## WHAT THIS TASK INVOLVES:
Pick out each line with the word "name" from the material that follows.

## DATA ROWS:
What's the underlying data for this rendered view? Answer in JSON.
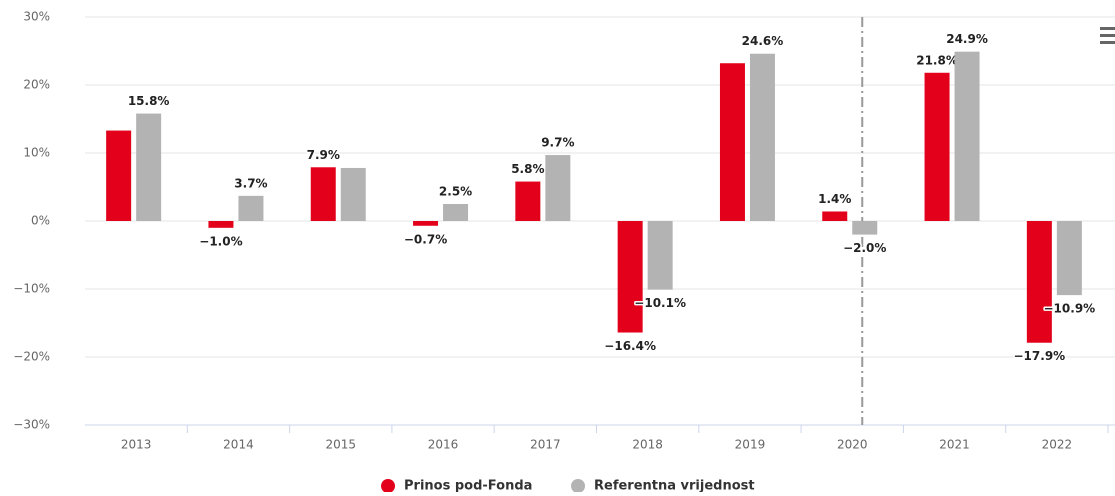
{
  "chart_data": {
    "type": "bar",
    "categories": [
      "2013",
      "2014",
      "2015",
      "2016",
      "2017",
      "2018",
      "2019",
      "2020",
      "2021",
      "2022"
    ],
    "series": [
      {
        "name": "Prinos pod-Fonda",
        "color": "#e2001a",
        "values": [
          13.3,
          -1.0,
          7.9,
          -0.7,
          5.8,
          -16.4,
          23.2,
          1.4,
          21.8,
          -17.9
        ],
        "value_labels": [
          null,
          "−1.0%",
          "7.9%",
          "−0.7%",
          "5.8%",
          "−16.4%",
          null,
          "1.4%",
          "21.8%",
          "−17.9%"
        ]
      },
      {
        "name": "Referentna vrijednost",
        "color": "#b3b3b3",
        "values": [
          15.8,
          3.7,
          7.8,
          2.5,
          9.7,
          -10.1,
          24.6,
          -2.0,
          24.9,
          -10.9
        ],
        "value_labels": [
          "15.8%",
          "3.7%",
          null,
          "2.5%",
          "9.7%",
          "−10.1%",
          "24.6%",
          "−2.0%",
          "24.9%",
          "−10.9%"
        ]
      }
    ],
    "ylim": [
      -30,
      30
    ],
    "yticks": [
      {
        "value": -30,
        "label": "−30%"
      },
      {
        "value": -20,
        "label": "−20%"
      },
      {
        "value": -10,
        "label": "−10%"
      },
      {
        "value": 0,
        "label": "0%"
      },
      {
        "value": 10,
        "label": "10%"
      },
      {
        "value": 20,
        "label": "20%"
      },
      {
        "value": 30,
        "label": "30%"
      }
    ],
    "grid": true
  }
}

## ANSWER TO THIS TASK:
        "name": "Prinos pod-Fonda",
        "name": "Referentna vrijednost",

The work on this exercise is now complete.